_TASK OBJECTIVE_
Examine the material below. Gather every line in which the string "subtitle" appears.

(Records from a collection)

◇ ◇ ◇

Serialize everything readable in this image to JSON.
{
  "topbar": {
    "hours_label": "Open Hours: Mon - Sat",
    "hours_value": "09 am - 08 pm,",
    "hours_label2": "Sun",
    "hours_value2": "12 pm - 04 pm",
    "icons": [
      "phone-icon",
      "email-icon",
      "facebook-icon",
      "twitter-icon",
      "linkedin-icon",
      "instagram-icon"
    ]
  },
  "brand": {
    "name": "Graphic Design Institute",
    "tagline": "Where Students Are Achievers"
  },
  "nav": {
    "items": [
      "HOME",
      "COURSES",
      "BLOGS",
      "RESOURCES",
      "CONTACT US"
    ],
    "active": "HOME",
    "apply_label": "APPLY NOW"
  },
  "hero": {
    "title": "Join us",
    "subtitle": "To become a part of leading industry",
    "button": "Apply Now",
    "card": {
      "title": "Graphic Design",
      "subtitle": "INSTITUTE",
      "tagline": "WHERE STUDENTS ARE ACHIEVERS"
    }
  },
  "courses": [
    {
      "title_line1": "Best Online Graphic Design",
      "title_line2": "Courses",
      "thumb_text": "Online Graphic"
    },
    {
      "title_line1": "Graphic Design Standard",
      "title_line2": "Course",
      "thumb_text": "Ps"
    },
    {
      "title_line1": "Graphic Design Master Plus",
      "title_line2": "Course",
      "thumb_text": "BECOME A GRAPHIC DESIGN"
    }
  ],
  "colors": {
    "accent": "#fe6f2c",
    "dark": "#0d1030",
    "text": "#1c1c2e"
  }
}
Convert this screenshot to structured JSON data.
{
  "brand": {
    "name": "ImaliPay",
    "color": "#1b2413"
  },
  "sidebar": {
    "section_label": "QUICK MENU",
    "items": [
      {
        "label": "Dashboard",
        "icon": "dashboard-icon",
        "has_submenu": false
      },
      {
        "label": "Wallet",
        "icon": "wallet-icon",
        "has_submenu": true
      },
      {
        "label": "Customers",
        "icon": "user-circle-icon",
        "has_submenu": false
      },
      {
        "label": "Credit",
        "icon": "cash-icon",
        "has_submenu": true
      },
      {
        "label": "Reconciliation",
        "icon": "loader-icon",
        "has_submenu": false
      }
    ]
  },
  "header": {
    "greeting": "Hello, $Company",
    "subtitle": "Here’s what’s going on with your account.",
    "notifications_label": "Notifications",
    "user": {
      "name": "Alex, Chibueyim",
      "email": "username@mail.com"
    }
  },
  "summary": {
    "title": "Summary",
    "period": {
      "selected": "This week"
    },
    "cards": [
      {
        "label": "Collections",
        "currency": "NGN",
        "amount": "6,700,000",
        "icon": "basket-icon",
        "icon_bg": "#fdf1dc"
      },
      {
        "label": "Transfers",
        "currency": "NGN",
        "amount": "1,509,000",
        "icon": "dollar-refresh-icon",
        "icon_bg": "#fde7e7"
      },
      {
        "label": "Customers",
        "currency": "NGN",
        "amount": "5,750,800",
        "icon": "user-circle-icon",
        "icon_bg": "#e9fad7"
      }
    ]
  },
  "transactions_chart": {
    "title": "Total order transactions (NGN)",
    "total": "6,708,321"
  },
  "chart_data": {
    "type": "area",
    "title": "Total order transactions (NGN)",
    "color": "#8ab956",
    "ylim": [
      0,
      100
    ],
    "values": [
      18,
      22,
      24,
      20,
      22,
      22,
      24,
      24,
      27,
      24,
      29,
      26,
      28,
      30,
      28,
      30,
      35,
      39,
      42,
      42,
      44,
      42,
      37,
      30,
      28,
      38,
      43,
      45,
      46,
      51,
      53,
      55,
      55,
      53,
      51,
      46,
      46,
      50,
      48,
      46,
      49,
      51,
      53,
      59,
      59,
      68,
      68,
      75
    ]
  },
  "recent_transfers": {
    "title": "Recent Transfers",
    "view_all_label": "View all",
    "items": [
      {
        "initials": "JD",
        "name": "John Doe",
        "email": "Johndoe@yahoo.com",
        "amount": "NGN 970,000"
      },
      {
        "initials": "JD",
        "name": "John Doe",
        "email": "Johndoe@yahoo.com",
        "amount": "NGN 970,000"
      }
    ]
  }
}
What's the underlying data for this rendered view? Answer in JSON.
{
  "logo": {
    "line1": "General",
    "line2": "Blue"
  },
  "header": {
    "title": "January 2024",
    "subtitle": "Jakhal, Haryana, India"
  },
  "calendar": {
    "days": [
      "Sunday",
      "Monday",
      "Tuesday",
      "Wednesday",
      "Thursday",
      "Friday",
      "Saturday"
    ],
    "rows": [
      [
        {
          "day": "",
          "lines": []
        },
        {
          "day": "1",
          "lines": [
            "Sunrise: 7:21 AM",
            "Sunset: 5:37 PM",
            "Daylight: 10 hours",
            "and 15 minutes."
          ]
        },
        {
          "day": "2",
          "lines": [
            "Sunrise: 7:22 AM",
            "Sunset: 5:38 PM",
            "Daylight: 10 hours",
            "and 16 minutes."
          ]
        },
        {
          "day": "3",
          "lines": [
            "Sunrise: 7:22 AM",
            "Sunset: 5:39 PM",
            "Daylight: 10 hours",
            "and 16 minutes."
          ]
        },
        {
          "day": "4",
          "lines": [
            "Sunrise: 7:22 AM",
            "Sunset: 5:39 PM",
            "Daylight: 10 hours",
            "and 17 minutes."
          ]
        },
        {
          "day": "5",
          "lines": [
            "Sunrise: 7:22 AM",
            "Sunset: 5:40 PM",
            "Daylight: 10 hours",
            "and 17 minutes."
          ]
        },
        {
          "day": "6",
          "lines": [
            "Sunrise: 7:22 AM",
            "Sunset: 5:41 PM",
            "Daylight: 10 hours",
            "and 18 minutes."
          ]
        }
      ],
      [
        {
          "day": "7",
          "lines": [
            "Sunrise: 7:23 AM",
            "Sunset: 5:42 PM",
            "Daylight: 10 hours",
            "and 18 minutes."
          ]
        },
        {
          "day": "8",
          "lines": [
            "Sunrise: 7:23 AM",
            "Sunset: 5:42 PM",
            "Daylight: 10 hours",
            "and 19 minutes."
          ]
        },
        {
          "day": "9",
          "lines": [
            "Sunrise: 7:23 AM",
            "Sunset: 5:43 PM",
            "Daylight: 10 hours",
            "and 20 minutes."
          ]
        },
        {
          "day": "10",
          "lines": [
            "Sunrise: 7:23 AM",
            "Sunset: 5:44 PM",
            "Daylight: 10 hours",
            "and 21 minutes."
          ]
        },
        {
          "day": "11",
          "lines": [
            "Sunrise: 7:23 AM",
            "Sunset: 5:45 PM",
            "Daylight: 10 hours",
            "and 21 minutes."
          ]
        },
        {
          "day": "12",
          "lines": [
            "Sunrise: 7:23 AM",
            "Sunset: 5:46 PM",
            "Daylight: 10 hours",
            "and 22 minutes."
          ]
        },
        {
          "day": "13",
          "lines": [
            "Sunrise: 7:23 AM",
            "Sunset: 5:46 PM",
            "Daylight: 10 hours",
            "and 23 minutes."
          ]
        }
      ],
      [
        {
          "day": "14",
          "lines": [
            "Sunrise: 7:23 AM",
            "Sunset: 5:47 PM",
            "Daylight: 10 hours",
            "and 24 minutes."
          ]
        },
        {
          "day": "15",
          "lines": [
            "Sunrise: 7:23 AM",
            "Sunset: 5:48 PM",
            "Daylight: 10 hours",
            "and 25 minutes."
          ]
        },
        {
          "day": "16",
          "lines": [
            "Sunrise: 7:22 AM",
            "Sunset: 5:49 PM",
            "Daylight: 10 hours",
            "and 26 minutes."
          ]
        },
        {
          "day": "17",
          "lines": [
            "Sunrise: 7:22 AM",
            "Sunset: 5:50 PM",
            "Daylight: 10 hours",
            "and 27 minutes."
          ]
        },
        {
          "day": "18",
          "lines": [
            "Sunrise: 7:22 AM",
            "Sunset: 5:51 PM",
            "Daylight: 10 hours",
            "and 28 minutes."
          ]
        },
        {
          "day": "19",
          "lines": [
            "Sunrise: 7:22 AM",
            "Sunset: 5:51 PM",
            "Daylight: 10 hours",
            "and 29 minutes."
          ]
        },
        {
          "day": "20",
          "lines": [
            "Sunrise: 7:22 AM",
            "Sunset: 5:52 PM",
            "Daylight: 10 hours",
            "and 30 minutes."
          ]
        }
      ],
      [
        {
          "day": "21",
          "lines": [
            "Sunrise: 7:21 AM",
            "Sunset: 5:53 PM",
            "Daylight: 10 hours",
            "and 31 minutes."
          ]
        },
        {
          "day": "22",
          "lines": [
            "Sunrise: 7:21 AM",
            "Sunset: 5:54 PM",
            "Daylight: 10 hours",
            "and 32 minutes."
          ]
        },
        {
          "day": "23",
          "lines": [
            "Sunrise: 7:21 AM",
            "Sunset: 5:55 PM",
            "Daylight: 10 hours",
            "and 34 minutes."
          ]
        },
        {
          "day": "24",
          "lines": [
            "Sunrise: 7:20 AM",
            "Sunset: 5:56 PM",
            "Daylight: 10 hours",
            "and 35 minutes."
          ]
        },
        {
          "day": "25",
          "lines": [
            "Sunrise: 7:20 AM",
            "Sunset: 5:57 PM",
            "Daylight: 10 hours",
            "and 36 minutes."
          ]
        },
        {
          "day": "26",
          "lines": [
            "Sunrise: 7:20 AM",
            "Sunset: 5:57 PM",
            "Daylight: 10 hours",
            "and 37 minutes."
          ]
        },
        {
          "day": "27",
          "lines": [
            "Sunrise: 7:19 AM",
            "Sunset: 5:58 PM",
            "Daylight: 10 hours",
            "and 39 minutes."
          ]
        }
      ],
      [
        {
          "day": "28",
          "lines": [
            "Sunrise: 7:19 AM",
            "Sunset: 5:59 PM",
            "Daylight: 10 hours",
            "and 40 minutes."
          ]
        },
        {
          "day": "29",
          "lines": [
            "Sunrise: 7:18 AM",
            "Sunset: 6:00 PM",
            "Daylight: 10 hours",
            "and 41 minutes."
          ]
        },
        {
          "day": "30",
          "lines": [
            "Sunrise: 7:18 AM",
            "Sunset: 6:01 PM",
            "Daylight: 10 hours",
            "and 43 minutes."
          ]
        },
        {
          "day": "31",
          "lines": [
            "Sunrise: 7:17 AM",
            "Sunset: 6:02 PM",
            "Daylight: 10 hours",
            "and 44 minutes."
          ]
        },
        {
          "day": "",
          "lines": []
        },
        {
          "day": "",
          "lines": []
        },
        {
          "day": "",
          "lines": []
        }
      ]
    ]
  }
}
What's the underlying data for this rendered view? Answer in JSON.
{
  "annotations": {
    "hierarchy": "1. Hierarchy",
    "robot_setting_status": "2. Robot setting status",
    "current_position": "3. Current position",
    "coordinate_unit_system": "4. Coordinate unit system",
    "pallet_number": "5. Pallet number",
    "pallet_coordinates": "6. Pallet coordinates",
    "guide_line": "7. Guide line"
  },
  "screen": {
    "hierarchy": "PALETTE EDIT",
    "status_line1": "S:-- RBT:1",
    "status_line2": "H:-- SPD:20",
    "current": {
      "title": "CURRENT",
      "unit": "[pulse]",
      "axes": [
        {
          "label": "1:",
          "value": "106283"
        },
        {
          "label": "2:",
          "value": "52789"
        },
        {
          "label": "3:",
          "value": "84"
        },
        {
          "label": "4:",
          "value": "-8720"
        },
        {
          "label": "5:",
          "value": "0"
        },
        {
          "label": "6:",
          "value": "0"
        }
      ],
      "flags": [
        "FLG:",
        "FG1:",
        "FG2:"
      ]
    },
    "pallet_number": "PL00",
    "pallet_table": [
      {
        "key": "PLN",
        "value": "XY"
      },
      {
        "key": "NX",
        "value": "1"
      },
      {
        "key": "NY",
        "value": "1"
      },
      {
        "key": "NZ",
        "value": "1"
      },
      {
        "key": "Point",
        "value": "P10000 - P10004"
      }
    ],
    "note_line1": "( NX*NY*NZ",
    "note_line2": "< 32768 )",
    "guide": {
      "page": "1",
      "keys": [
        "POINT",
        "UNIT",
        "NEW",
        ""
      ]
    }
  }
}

◇ ◇ ◇

_ANSWER FOR THIS EXERCISE_
    "subtitle": "To become a part of leading industry",
      "subtitle": "INSTITUTE",
    "subtitle": "Here’s what’s going on with your account.",
    "subtitle": "Jakhal, Haryana, India"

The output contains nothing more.